**Input:**
- - -

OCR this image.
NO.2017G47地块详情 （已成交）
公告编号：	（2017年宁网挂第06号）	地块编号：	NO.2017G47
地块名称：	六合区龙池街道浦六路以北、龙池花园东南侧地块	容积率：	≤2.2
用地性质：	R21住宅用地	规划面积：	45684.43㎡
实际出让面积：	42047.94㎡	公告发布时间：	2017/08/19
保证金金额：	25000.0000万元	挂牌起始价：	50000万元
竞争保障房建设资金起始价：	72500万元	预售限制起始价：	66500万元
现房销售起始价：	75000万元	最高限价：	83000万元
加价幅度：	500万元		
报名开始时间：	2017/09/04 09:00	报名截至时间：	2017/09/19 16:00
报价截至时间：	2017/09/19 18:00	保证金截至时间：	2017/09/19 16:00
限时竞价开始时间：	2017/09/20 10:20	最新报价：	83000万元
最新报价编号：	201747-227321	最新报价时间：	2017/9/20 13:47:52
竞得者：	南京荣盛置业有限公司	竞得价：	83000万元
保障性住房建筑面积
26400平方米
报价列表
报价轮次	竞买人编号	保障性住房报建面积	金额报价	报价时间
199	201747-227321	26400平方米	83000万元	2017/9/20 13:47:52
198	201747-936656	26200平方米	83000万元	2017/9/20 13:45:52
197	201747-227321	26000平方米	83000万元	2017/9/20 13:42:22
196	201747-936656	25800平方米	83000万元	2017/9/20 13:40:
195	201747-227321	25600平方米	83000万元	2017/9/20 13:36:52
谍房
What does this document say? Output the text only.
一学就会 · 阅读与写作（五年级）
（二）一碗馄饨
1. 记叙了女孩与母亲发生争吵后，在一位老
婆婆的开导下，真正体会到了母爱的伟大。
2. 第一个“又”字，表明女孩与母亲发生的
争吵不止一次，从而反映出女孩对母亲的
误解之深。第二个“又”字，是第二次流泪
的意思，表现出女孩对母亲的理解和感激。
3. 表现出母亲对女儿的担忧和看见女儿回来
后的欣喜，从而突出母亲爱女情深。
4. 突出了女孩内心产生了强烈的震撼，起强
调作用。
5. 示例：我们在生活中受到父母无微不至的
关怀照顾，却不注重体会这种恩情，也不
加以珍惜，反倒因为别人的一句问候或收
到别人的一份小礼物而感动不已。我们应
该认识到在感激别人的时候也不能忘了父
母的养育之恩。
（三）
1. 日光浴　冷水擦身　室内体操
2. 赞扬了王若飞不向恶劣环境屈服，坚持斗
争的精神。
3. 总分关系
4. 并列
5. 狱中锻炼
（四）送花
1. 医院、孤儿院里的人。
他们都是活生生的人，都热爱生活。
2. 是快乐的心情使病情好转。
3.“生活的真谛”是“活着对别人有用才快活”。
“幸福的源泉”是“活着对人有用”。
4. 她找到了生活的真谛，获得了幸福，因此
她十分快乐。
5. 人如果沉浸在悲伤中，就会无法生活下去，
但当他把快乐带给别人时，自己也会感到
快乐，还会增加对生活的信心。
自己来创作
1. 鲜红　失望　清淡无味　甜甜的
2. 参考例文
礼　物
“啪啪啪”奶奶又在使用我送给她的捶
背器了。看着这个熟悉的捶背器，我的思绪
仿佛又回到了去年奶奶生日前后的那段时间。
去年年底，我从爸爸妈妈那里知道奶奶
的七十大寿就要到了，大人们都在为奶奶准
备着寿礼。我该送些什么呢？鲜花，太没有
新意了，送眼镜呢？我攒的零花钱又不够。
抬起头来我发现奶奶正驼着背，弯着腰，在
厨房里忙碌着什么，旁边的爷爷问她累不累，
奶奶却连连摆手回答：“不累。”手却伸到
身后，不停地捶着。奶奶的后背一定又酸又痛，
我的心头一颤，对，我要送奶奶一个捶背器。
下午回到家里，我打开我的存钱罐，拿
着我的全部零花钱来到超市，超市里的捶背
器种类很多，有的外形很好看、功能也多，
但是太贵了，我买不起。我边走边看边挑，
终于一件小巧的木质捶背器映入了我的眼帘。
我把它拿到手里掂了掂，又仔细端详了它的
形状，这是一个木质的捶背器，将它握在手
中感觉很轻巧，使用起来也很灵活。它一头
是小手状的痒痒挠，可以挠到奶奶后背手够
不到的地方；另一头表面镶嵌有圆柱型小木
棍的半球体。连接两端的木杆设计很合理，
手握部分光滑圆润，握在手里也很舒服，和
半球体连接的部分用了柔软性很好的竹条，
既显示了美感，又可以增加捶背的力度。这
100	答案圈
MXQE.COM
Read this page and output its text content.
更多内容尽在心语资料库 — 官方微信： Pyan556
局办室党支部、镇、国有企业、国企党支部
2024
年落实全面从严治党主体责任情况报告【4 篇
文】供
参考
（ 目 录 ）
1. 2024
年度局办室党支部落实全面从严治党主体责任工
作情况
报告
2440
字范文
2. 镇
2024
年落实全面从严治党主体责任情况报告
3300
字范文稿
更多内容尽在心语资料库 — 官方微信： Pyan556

- - -

Go through the records and print each one exactly.

**Task result:**
OCR this image.
NO.2017G47地块详情 （已成交）
公告编号：	（2017年宁网挂第06号）	地块编号：	NO.2017G47
地块名称：	六合区龙池街道浦六路以北、龙池花园东南侧地块	容积率：	≤2.2
用地性质：	R21住宅用地	规划面积：	45684.43㎡
实际出让面积：	42047.94㎡	公告发布时间：	2017/08/19
保证金金额：	25000.0000万元	挂牌起始价：	50000万元
竞争保障房建设资金起始价：	72500万元	预售限制起始价：	66500万元
现房销售起始价：	75000万元	最高限价：	83000万元
加价幅度：	500万元		
报名开始时间：	2017/09/04 09:00	报名截至时间：	2017/09/19 16:00
报价截至时间：	2017/09/19 18:00	保证金截至时间：	2017/09/19 16:00
限时竞价开始时间：	2017/09/20 10:20	最新报价：	83000万元
最新报价编号：	201747-227321	最新报价时间：	2017/9/20 13:47:52
竞得者：	南京荣盛置业有限公司	竞得价：	83000万元
保障性住房建筑面积
26400平方米
报价列表
报价轮次	竞买人编号	保障性住房报建面积	金额报价	报价时间
199	201747-227321	26400平方米	83000万元	2017/9/20 13:47:52
198	201747-936656	26200平方米	83000万元	2017/9/20 13:45:52
197	201747-227321	26000平方米	83000万元	2017/9/20 13:42:22
196	201747-936656	25800平方米	83000万元	2017/9/20 13:40:
195	201747-227321	25600平方米	83000万元	2017/9/20 13:36:52
谍房
What does this document say? Output the text only.
一学就会 · 阅读与写作（五年级）
（二）一碗馄饨
1. 记叙了女孩与母亲发生争吵后，在一位老
婆婆的开导下，真正体会到了母爱的伟大。
2. 第一个“又”字，表明女孩与母亲发生的
争吵不止一次，从而反映出女孩对母亲的
误解之深。第二个“又”字，是第二次流泪
的意思，表现出女孩对母亲的理解和感激。
3. 表现出母亲对女儿的担忧和看见女儿回来
后的欣喜，从而突出母亲爱女情深。
4. 突出了女孩内心产生了强烈的震撼，起强
调作用。
5. 示例：我们在生活中受到父母无微不至的
关怀照顾，却不注重体会这种恩情，也不
加以珍惜，反倒因为别人的一句问候或收
到别人的一份小礼物而感动不已。我们应
该认识到在感激别人的时候也不能忘了父
母的养育之恩。
（三）
1. 日光浴　冷水擦身　室内体操
2. 赞扬了王若飞不向恶劣环境屈服，坚持斗
争的精神。
3. 总分关系
4. 并列
5. 狱中锻炼
（四）送花
1. 医院、孤儿院里的人。
他们都是活生生的人，都热爱生活。
2. 是快乐的心情使病情好转。
3.“生活的真谛”是“活着对别人有用才快活”。
“幸福的源泉”是“活着对人有用”。
4. 她找到了生活的真谛，获得了幸福，因此
她十分快乐。
5. 人如果沉浸在悲伤中，就会无法生活下去，
但当他把快乐带给别人时，自己也会感到
快乐，还会增加对生活的信心。
自己来创作
1. 鲜红　失望　清淡无味　甜甜的
2. 参考例文
礼　物
“啪啪啪”奶奶又在使用我送给她的捶
背器了。看着这个熟悉的捶背器，我的思绪
仿佛又回到了去年奶奶生日前后的那段时间。
去年年底，我从爸爸妈妈那里知道奶奶
的七十大寿就要到了，大人们都在为奶奶准
备着寿礼。我该送些什么呢？鲜花，太没有
新意了，送眼镜呢？我攒的零花钱又不够。
抬起头来我发现奶奶正驼着背，弯着腰，在
厨房里忙碌着什么，旁边的爷爷问她累不累，
奶奶却连连摆手回答：“不累。”手却伸到
身后，不停地捶着。奶奶的后背一定又酸又痛，
我的心头一颤，对，我要送奶奶一个捶背器。
下午回到家里，我打开我的存钱罐，拿
着我的全部零花钱来到超市，超市里的捶背
器种类很多，有的外形很好看、功能也多，
但是太贵了，我买不起。我边走边看边挑，
终于一件小巧的木质捶背器映入了我的眼帘。
我把它拿到手里掂了掂，又仔细端详了它的
形状，这是一个木质的捶背器，将它握在手
中感觉很轻巧，使用起来也很灵活。它一头
是小手状的痒痒挠，可以挠到奶奶后背手够
不到的地方；另一头表面镶嵌有圆柱型小木
棍的半球体。连接两端的木杆设计很合理，
手握部分光滑圆润，握在手里也很舒服，和
半球体连接的部分用了柔软性很好的竹条，
既显示了美感，又可以增加捶背的力度。这
100	答案圈
MXQE.COM
Read this page and output its text content.
更多内容尽在心语资料库 — 官方微信： Pyan556
局办室党支部、镇、国有企业、国企党支部
2024
年落实全面从严治党主体责任情况报告【4 篇
文】供
参考
（ 目 录 ）
1. 2024
年度局办室党支部落实全面从严治党主体责任工
作情况
报告
2440
字范文
2. 镇
2024
年落实全面从严治党主体责任情况报告
3300
字范文稿
更多内容尽在心语资料库 — 官方微信： Pyan556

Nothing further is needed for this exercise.